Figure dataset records
☆ ☆ ☆ ☆ ☆

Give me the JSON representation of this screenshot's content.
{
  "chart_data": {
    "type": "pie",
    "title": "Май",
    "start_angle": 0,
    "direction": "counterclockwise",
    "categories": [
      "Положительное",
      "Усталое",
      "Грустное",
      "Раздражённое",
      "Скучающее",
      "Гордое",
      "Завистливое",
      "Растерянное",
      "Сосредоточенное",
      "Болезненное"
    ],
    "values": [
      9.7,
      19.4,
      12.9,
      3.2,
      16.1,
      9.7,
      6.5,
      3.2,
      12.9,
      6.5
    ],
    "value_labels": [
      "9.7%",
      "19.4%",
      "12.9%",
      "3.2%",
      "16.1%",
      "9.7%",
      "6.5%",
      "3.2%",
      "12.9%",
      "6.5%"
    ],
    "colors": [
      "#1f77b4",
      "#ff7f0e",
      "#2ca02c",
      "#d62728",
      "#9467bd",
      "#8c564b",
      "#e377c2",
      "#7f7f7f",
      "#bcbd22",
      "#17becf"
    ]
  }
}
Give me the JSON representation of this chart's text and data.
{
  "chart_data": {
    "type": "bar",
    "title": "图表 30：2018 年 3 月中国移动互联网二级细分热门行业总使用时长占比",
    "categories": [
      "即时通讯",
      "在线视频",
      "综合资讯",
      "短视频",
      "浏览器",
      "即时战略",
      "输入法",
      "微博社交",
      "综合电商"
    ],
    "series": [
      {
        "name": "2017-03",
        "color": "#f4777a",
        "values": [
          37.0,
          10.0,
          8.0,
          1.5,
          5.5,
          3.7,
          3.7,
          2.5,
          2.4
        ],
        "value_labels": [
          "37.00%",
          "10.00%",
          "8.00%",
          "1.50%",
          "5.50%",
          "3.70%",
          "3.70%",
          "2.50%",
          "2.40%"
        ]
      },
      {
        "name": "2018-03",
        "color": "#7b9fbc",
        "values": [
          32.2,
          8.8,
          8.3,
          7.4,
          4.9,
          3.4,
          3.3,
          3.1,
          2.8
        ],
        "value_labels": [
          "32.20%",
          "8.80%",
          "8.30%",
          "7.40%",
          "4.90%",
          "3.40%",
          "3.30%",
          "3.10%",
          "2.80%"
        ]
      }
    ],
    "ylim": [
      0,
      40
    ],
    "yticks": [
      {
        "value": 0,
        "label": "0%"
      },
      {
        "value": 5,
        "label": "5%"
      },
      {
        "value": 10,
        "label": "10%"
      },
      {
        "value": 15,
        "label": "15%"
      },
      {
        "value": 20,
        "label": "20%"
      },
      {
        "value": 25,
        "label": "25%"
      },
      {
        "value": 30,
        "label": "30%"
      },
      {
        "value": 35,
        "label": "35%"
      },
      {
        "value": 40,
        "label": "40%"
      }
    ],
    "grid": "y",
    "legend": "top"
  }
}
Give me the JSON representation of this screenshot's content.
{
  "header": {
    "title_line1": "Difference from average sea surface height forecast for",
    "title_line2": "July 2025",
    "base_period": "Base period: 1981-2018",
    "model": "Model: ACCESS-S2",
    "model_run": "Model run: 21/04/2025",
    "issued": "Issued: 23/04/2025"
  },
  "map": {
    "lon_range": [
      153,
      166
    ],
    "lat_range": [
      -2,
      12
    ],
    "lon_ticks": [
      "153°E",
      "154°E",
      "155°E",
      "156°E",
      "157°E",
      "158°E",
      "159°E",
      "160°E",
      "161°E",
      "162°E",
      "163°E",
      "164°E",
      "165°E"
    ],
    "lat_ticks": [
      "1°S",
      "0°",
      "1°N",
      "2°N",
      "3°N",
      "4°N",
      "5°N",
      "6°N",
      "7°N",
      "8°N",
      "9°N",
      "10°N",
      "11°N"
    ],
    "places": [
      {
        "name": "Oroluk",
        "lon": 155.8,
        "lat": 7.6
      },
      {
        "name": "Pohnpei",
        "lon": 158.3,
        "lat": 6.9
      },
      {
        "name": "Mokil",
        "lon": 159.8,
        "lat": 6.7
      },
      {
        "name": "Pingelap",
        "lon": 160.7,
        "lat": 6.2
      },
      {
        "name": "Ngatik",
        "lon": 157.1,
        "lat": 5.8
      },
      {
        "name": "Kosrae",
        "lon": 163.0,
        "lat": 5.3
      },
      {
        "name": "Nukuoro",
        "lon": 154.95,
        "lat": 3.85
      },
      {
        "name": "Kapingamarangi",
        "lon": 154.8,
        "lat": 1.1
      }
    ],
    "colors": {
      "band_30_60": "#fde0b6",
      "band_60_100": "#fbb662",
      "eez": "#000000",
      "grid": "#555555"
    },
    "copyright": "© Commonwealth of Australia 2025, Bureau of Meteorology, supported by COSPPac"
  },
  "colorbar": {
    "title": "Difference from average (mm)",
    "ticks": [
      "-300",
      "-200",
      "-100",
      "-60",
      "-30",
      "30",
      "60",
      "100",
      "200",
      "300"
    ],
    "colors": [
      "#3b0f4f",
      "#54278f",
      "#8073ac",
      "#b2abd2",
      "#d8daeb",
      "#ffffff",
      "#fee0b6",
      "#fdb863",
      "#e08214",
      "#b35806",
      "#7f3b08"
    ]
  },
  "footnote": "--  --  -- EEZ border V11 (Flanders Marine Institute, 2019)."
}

☆ ☆ ☆ ☆ ☆

PROMPT> Read the entries and select each line where the word "from" is found.

FINISHED TASK>
    "title_line1": "Difference from average sea surface height forecast for",
    "title": "Difference from average (mm)",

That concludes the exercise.